> _REQUEST_
Write out the records below once more, exactly as they stand.

> _MATERIALS PROVIDED_

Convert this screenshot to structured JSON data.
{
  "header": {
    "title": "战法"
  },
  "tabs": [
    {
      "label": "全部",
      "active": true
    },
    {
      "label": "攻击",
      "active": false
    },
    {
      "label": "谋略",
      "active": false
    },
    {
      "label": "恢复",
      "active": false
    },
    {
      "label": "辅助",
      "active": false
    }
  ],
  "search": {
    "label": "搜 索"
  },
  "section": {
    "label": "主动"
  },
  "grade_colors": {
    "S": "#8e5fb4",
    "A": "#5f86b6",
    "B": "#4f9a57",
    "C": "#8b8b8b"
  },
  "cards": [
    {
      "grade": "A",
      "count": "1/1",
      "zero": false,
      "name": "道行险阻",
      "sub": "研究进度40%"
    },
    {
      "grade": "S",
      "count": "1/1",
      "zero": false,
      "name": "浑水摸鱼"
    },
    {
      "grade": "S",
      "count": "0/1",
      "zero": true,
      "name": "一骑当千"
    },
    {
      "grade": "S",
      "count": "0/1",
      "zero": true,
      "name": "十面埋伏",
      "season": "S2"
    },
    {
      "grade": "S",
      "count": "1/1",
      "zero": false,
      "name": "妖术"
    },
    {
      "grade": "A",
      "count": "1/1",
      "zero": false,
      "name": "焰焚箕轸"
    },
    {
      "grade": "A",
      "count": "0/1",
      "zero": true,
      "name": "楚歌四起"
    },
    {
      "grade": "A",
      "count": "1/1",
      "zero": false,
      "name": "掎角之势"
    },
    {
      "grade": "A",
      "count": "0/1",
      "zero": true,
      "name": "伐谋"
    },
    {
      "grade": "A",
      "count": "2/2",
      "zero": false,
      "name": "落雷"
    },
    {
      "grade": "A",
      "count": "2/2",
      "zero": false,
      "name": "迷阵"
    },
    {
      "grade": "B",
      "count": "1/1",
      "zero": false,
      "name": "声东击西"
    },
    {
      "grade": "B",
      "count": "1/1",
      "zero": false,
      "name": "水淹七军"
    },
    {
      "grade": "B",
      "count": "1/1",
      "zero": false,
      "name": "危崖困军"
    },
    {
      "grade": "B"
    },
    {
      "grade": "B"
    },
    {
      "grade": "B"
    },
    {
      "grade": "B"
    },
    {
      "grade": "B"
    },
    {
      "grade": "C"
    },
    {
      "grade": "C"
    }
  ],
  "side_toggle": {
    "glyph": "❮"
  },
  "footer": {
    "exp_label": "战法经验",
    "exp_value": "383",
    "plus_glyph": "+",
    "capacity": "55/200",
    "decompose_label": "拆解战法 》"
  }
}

> _WRITTEN RESPONSE_
Convert this screenshot to structured JSON data.
{
  "header": {
    "title": "战法"
  },
  "tabs": [
    {
      "label": "全部",
      "active": true
    },
    {
      "label": "攻击",
      "active": false
    },
    {
      "label": "谋略",
      "active": false
    },
    {
      "label": "恢复",
      "active": false
    },
    {
      "label": "辅助",
      "active": false
    }
  ],
  "search": {
    "label": "搜 索"
  },
  "section": {
    "label": "主动"
  },
  "grade_colors": {
    "S": "#8e5fb4",
    "A": "#5f86b6",
    "B": "#4f9a57",
    "C": "#8b8b8b"
  },
  "cards": [
    {
      "grade": "A",
      "count": "1/1",
      "zero": false,
      "name": "道行险阻",
      "sub": "研究进度40%"
    },
    {
      "grade": "S",
      "count": "1/1",
      "zero": false,
      "name": "浑水摸鱼"
    },
    {
      "grade": "S",
      "count": "0/1",
      "zero": true,
      "name": "一骑当千"
    },
    {
      "grade": "S",
      "count": "0/1",
      "zero": true,
      "name": "十面埋伏",
      "season": "S2"
    },
    {
      "grade": "S",
      "count": "1/1",
      "zero": false,
      "name": "妖术"
    },
    {
      "grade": "A",
      "count": "1/1",
      "zero": false,
      "name": "焰焚箕轸"
    },
    {
      "grade": "A",
      "count": "0/1",
      "zero": true,
      "name": "楚歌四起"
    },
    {
      "grade": "A",
      "count": "1/1",
      "zero": false,
      "name": "掎角之势"
    },
    {
      "grade": "A",
      "count": "0/1",
      "zero": true,
      "name": "伐谋"
    },
    {
      "grade": "A",
      "count": "2/2",
      "zero": false,
      "name": "落雷"
    },
    {
      "grade": "A",
      "count": "2/2",
      "zero": false,
      "name": "迷阵"
    },
    {
      "grade": "B",
      "count": "1/1",
      "zero": false,
      "name": "声东击西"
    },
    {
      "grade": "B",
      "count": "1/1",
      "zero": false,
      "name": "水淹七军"
    },
    {
      "grade": "B",
      "count": "1/1",
      "zero": false,
      "name": "危崖困军"
    },
    {
      "grade": "B"
    },
    {
      "grade": "B"
    },
    {
      "grade": "B"
    },
    {
      "grade": "B"
    },
    {
      "grade": "B"
    },
    {
      "grade": "C"
    },
    {
      "grade": "C"
    }
  ],
  "side_toggle": {
    "glyph": "❮"
  },
  "footer": {
    "exp_label": "战法经验",
    "exp_value": "383",
    "plus_glyph": "+",
    "capacity": "55/200",
    "decompose_label": "拆解战法 》"
  }
}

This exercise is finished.